* **YOUR TASK**: Find each line with the word "العزيز" and copy it.

(Lines of data)
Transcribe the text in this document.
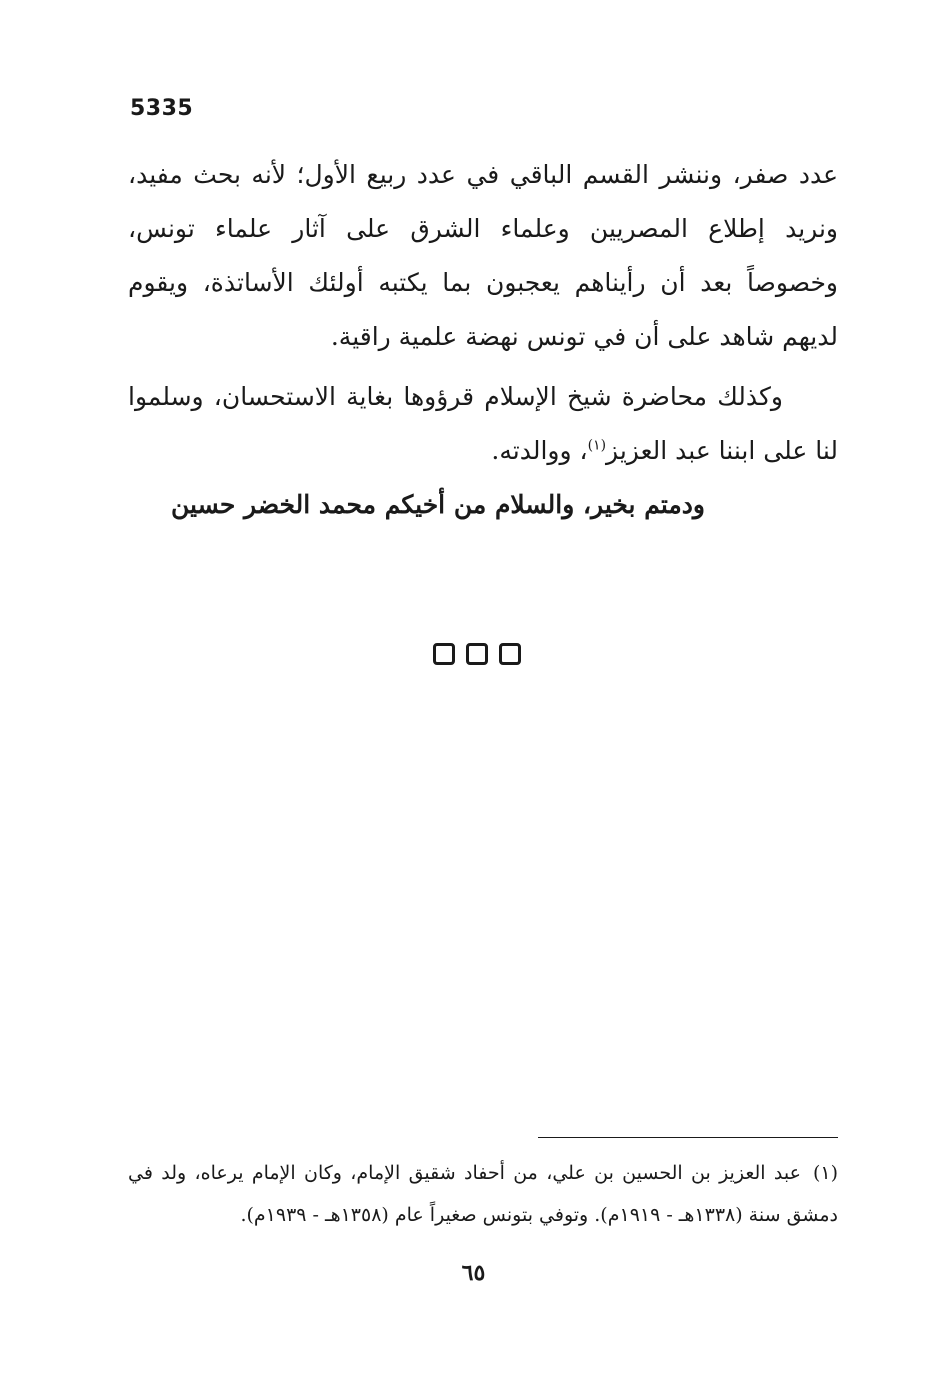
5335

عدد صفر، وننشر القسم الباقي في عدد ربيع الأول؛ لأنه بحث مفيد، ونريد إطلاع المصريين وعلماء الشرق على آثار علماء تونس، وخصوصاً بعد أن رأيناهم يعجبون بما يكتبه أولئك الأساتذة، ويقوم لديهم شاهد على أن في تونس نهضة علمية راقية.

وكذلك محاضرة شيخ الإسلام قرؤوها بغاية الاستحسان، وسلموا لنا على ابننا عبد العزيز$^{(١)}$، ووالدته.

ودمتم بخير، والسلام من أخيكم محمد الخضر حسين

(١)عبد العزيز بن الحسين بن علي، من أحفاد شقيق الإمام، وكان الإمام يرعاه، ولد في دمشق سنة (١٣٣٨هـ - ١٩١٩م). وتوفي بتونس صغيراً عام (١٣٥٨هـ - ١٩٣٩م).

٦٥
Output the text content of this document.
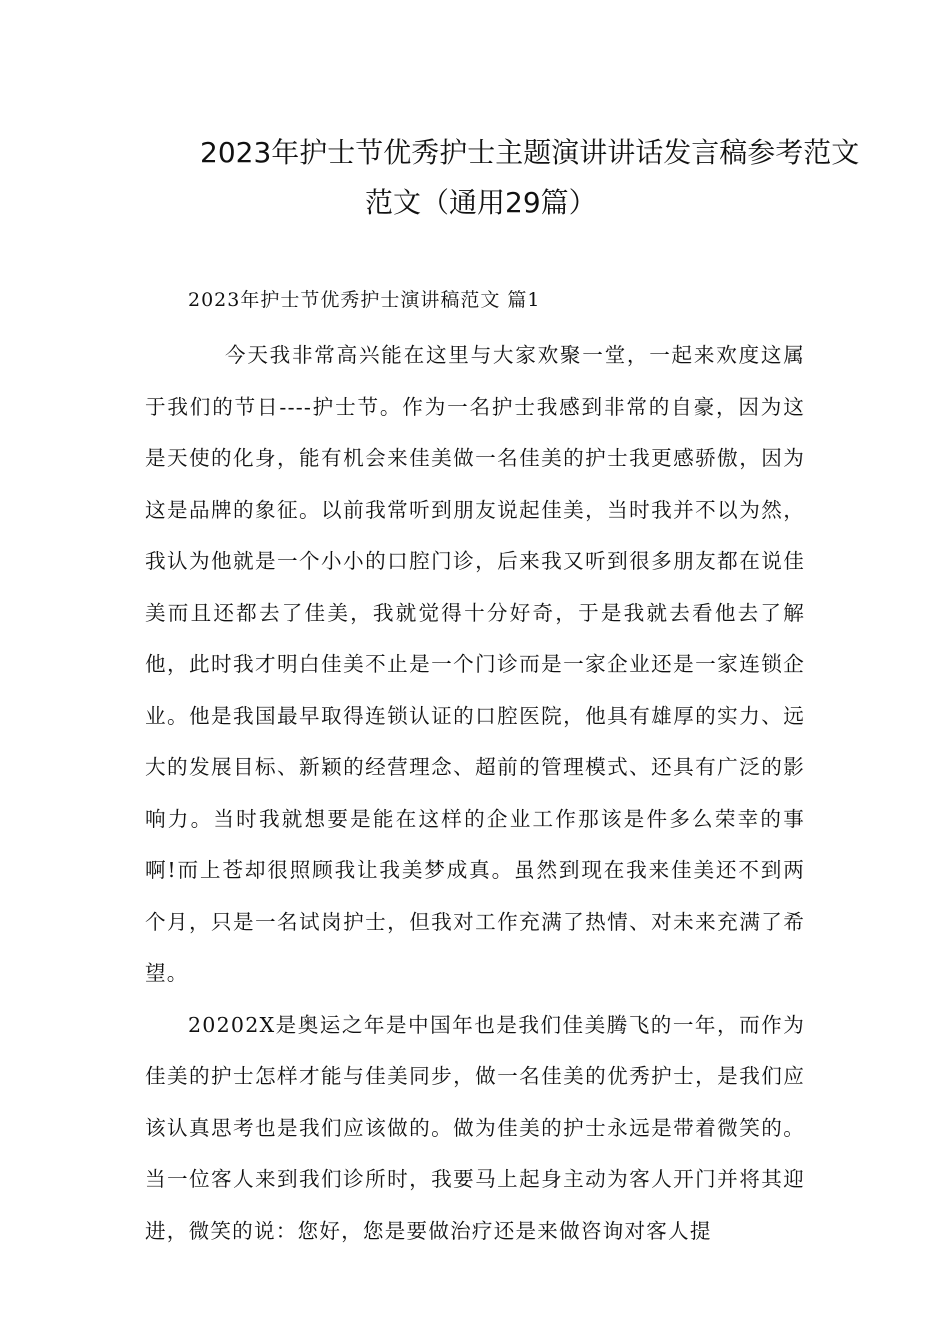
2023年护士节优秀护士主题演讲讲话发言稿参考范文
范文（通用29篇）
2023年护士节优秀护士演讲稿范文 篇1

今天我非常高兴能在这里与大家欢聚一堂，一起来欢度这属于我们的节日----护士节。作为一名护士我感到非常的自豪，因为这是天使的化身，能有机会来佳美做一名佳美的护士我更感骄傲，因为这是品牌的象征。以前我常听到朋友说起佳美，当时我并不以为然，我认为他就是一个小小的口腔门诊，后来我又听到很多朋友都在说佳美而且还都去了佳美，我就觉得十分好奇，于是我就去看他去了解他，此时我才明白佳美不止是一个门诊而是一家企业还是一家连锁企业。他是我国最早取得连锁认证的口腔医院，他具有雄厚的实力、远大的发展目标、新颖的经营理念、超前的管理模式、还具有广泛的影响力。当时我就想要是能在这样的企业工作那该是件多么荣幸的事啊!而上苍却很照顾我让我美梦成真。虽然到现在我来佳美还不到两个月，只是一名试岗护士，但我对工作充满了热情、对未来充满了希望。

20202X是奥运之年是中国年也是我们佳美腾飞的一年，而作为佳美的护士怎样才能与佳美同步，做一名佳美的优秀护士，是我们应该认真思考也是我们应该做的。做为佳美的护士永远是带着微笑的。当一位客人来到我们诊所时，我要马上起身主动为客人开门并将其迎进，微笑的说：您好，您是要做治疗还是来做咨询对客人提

* **ANSWER TO THE EXERCISE**:
وكذلك محاضرة شيخ الإسلام قرؤوها بغاية الاستحسان، وسلموا لنا على ابننا عبد العزيز$^{(١)}$، ووالدته.
(١)عبد العزيز بن الحسين بن علي، من أحفاد شقيق الإمام، وكان الإمام يرعاه، ولد في دمشق سنة (١٣٣٨هـ - ١٩١٩م). وتوفي بتونس صغيراً عام (١٣٥٨هـ - ١٩٣٩م).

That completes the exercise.